[start]
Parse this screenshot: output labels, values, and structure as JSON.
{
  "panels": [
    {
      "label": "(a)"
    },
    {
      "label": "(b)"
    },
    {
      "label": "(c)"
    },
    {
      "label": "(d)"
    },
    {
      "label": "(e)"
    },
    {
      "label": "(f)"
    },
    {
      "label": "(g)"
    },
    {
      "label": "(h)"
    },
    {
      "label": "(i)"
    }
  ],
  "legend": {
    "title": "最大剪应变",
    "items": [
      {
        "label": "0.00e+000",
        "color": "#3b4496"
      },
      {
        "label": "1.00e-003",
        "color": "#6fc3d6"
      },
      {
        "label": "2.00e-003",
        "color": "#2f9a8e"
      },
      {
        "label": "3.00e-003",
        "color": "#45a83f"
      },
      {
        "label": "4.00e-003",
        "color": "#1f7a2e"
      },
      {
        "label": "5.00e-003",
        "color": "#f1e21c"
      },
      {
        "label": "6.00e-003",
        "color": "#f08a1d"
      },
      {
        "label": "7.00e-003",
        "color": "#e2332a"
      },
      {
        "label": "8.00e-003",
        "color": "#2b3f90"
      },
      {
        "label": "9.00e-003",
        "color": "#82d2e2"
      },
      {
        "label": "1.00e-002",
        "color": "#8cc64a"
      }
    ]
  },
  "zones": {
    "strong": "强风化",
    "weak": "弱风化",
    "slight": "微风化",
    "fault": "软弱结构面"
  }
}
[end]
Aim of the exercise - Wherever a line in the data above holds "color", copy that line.

Task response -
        "color": "#3b4496"
        "color": "#6fc3d6"
        "color": "#2f9a8e"
        "color": "#45a83f"
        "color": "#1f7a2e"
        "color": "#f1e21c"
        "color": "#f08a1d"
        "color": "#e2332a"
        "color": "#2b3f90"
        "color": "#82d2e2"
        "color": "#8cc64a"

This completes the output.